● Set exercise
Give back the full material, exactly as it reads.

● Task input

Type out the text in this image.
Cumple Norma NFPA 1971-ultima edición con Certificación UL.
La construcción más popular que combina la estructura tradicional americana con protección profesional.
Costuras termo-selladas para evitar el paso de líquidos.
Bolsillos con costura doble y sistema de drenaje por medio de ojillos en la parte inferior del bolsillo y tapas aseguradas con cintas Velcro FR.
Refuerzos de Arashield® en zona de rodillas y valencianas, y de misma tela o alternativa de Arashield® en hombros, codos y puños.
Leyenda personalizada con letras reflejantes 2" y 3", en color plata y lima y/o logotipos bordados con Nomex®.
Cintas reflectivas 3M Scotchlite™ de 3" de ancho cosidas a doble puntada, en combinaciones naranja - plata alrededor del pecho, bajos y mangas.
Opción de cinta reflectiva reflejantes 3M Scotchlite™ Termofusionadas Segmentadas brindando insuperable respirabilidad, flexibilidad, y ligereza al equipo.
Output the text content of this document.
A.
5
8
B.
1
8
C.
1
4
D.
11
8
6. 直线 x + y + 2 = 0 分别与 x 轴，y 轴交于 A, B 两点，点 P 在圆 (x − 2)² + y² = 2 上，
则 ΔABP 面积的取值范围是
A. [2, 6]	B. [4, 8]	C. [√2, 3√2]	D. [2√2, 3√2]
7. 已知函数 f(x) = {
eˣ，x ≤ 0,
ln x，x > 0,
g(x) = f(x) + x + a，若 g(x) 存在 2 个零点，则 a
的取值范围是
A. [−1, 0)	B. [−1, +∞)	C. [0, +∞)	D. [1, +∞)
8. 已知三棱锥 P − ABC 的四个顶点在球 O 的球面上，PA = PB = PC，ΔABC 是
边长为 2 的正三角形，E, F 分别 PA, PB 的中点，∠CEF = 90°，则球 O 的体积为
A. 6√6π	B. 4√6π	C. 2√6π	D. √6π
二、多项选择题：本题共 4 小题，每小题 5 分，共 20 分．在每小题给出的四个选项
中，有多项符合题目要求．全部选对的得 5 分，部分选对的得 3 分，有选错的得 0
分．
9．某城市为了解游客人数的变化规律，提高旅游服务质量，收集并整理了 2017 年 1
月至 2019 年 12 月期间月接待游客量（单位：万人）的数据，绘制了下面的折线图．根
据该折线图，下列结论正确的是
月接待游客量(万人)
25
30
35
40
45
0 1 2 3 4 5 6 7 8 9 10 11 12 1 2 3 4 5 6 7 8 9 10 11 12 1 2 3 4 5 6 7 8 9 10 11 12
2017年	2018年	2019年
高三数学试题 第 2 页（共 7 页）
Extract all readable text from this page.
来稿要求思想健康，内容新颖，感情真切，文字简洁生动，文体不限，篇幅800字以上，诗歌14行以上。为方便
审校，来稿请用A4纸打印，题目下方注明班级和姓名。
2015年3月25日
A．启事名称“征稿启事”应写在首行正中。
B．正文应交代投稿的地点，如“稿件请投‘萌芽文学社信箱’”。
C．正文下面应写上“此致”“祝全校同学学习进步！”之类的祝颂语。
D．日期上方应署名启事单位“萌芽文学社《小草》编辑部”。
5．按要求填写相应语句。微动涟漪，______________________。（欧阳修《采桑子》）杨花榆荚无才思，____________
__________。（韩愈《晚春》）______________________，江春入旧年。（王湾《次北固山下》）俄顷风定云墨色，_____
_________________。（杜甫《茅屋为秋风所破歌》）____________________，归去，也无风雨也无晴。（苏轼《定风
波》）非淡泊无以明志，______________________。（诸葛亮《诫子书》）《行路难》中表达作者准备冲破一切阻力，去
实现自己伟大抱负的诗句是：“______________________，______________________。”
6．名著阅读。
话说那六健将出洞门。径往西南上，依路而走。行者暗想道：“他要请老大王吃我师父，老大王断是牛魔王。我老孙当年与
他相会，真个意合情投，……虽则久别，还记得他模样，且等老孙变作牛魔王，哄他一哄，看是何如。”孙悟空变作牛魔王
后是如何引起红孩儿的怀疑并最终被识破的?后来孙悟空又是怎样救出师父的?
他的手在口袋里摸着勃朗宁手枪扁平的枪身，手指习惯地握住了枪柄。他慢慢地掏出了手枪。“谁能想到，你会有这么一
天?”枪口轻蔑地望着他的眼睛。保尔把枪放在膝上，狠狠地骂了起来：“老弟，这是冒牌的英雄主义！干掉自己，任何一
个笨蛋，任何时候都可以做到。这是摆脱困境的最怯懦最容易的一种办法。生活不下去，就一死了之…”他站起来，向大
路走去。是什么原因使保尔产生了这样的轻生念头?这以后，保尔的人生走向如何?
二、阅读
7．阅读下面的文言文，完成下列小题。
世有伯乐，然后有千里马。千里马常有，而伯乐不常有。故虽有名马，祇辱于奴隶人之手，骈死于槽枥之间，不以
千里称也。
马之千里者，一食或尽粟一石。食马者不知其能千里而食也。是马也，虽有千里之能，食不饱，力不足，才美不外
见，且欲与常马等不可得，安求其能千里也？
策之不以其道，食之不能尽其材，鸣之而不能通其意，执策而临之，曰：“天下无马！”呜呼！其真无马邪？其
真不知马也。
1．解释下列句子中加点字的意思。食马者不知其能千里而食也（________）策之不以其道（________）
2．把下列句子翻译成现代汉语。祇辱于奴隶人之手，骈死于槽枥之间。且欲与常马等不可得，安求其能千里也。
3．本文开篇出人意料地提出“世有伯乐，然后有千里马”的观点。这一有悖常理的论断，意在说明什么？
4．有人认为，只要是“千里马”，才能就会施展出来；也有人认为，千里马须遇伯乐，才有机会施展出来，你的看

● Solution for this task
Type out the text in this image.
Cumple Norma NFPA 1971-ultima edición con Certificación UL.
La construcción más popular que combina la estructura tradicional americana con protección profesional.
Costuras termo-selladas para evitar el paso de líquidos.
Bolsillos con costura doble y sistema de drenaje por medio de ojillos en la parte inferior del bolsillo y tapas aseguradas con cintas Velcro FR.
Refuerzos de Arashield® en zona de rodillas y valencianas, y de misma tela o alternativa de Arashield® en hombros, codos y puños.
Leyenda personalizada con letras reflejantes 2" y 3", en color plata y lima y/o logotipos bordados con Nomex®.
Cintas reflectivas 3M Scotchlite™ de 3" de ancho cosidas a doble puntada, en combinaciones naranja - plata alrededor del pecho, bajos y mangas.
Opción de cinta reflectiva reflejantes 3M Scotchlite™ Termofusionadas Segmentadas brindando insuperable respirabilidad, flexibilidad, y ligereza al equipo.
Output the text content of this document.
A.
5
8
B.
1
8
C.
1
4
D.
11
8
6. 直线 x + y + 2 = 0 分别与 x 轴，y 轴交于 A, B 两点，点 P 在圆 (x − 2)² + y² = 2 上，
则 ΔABP 面积的取值范围是
A. [2, 6]	B. [4, 8]	C. [√2, 3√2]	D. [2√2, 3√2]
7. 已知函数 f(x) = {
eˣ，x ≤ 0,
ln x，x > 0,
g(x) = f(x) + x + a，若 g(x) 存在 2 个零点，则 a
的取值范围是
A. [−1, 0)	B. [−1, +∞)	C. [0, +∞)	D. [1, +∞)
8. 已知三棱锥 P − ABC 的四个顶点在球 O 的球面上，PA = PB = PC，ΔABC 是
边长为 2 的正三角形，E, F 分别 PA, PB 的中点，∠CEF = 90°，则球 O 的体积为
A. 6√6π	B. 4√6π	C. 2√6π	D. √6π
二、多项选择题：本题共 4 小题，每小题 5 分，共 20 分．在每小题给出的四个选项
中，有多项符合题目要求．全部选对的得 5 分，部分选对的得 3 分，有选错的得 0
分．
9．某城市为了解游客人数的变化规律，提高旅游服务质量，收集并整理了 2017 年 1
月至 2019 年 12 月期间月接待游客量（单位：万人）的数据，绘制了下面的折线图．根
据该折线图，下列结论正确的是
月接待游客量(万人)
25
30
35
40
45
0 1 2 3 4 5 6 7 8 9 10 11 12 1 2 3 4 5 6 7 8 9 10 11 12 1 2 3 4 5 6 7 8 9 10 11 12
2017年	2018年	2019年
高三数学试题 第 2 页（共 7 页）
Extract all readable text from this page.
来稿要求思想健康，内容新颖，感情真切，文字简洁生动，文体不限，篇幅800字以上，诗歌14行以上。为方便
审校，来稿请用A4纸打印，题目下方注明班级和姓名。
2015年3月25日
A．启事名称“征稿启事”应写在首行正中。
B．正文应交代投稿的地点，如“稿件请投‘萌芽文学社信箱’”。
C．正文下面应写上“此致”“祝全校同学学习进步！”之类的祝颂语。
D．日期上方应署名启事单位“萌芽文学社《小草》编辑部”。
5．按要求填写相应语句。微动涟漪，______________________。（欧阳修《采桑子》）杨花榆荚无才思，____________
__________。（韩愈《晚春》）______________________，江春入旧年。（王湾《次北固山下》）俄顷风定云墨色，_____
_________________。（杜甫《茅屋为秋风所破歌》）____________________，归去，也无风雨也无晴。（苏轼《定风
波》）非淡泊无以明志，______________________。（诸葛亮《诫子书》）《行路难》中表达作者准备冲破一切阻力，去
实现自己伟大抱负的诗句是：“______________________，______________________。”
6．名著阅读。
话说那六健将出洞门。径往西南上，依路而走。行者暗想道：“他要请老大王吃我师父，老大王断是牛魔王。我老孙当年与
他相会，真个意合情投，……虽则久别，还记得他模样，且等老孙变作牛魔王，哄他一哄，看是何如。”孙悟空变作牛魔王
后是如何引起红孩儿的怀疑并最终被识破的?后来孙悟空又是怎样救出师父的?
他的手在口袋里摸着勃朗宁手枪扁平的枪身，手指习惯地握住了枪柄。他慢慢地掏出了手枪。“谁能想到，你会有这么一
天?”枪口轻蔑地望着他的眼睛。保尔把枪放在膝上，狠狠地骂了起来：“老弟，这是冒牌的英雄主义！干掉自己，任何一
个笨蛋，任何时候都可以做到。这是摆脱困境的最怯懦最容易的一种办法。生活不下去，就一死了之…”他站起来，向大
路走去。是什么原因使保尔产生了这样的轻生念头?这以后，保尔的人生走向如何?
二、阅读
7．阅读下面的文言文，完成下列小题。
世有伯乐，然后有千里马。千里马常有，而伯乐不常有。故虽有名马，祇辱于奴隶人之手，骈死于槽枥之间，不以
千里称也。
马之千里者，一食或尽粟一石。食马者不知其能千里而食也。是马也，虽有千里之能，食不饱，力不足，才美不外
见，且欲与常马等不可得，安求其能千里也？
策之不以其道，食之不能尽其材，鸣之而不能通其意，执策而临之，曰：“天下无马！”呜呼！其真无马邪？其
真不知马也。
1．解释下列句子中加点字的意思。食马者不知其能千里而食也（________）策之不以其道（________）
2．把下列句子翻译成现代汉语。祇辱于奴隶人之手，骈死于槽枥之间。且欲与常马等不可得，安求其能千里也。
3．本文开篇出人意料地提出“世有伯乐，然后有千里马”的观点。这一有悖常理的论断，意在说明什么？
4．有人认为，只要是“千里马”，才能就会施展出来；也有人认为，千里马须遇伯乐，才有机会施展出来，你的看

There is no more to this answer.